Collected data entries:
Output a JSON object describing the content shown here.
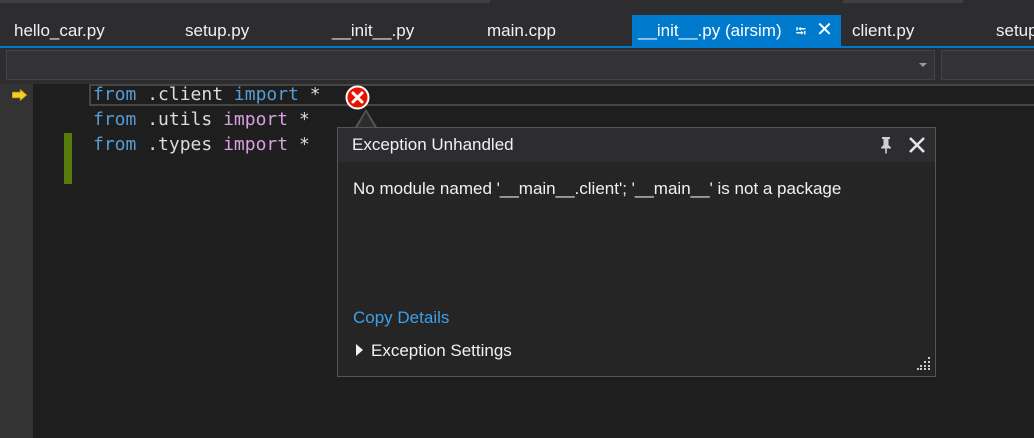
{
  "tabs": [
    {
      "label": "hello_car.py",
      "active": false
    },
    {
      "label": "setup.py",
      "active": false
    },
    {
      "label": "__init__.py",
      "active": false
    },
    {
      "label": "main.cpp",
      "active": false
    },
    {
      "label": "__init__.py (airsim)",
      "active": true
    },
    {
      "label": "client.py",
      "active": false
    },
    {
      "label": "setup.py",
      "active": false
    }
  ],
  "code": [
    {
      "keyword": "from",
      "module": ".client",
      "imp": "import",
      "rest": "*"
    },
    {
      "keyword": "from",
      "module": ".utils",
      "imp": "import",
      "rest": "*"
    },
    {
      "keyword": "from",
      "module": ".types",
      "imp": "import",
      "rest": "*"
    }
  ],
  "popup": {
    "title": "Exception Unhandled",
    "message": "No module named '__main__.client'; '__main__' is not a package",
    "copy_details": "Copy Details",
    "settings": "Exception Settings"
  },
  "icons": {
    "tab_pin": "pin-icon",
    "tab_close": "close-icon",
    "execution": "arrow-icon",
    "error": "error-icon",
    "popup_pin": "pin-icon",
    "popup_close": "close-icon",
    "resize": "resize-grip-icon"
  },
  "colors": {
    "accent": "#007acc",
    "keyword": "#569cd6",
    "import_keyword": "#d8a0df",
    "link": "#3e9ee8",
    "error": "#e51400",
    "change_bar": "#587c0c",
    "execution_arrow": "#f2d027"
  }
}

TASK REQUIREMENTS: Make an exact copy of the data above, pictures excluded.

REPLY:
Output a JSON object describing the content shown here.
{
  "tabs": [
    {
      "label": "hello_car.py",
      "active": false
    },
    {
      "label": "setup.py",
      "active": false
    },
    {
      "label": "__init__.py",
      "active": false
    },
    {
      "label": "main.cpp",
      "active": false
    },
    {
      "label": "__init__.py (airsim)",
      "active": true
    },
    {
      "label": "client.py",
      "active": false
    },
    {
      "label": "setup.py",
      "active": false
    }
  ],
  "code": [
    {
      "keyword": "from",
      "module": ".client",
      "imp": "import",
      "rest": "*"
    },
    {
      "keyword": "from",
      "module": ".utils",
      "imp": "import",
      "rest": "*"
    },
    {
      "keyword": "from",
      "module": ".types",
      "imp": "import",
      "rest": "*"
    }
  ],
  "popup": {
    "title": "Exception Unhandled",
    "message": "No module named '__main__.client'; '__main__' is not a package",
    "copy_details": "Copy Details",
    "settings": "Exception Settings"
  },
  "icons": {
    "tab_pin": "pin-icon",
    "tab_close": "close-icon",
    "execution": "arrow-icon",
    "error": "error-icon",
    "popup_pin": "pin-icon",
    "popup_close": "close-icon",
    "resize": "resize-grip-icon"
  },
  "colors": {
    "accent": "#007acc",
    "keyword": "#569cd6",
    "import_keyword": "#d8a0df",
    "link": "#3e9ee8",
    "error": "#e51400",
    "change_bar": "#587c0c",
    "execution_arrow": "#f2d027"
  }
}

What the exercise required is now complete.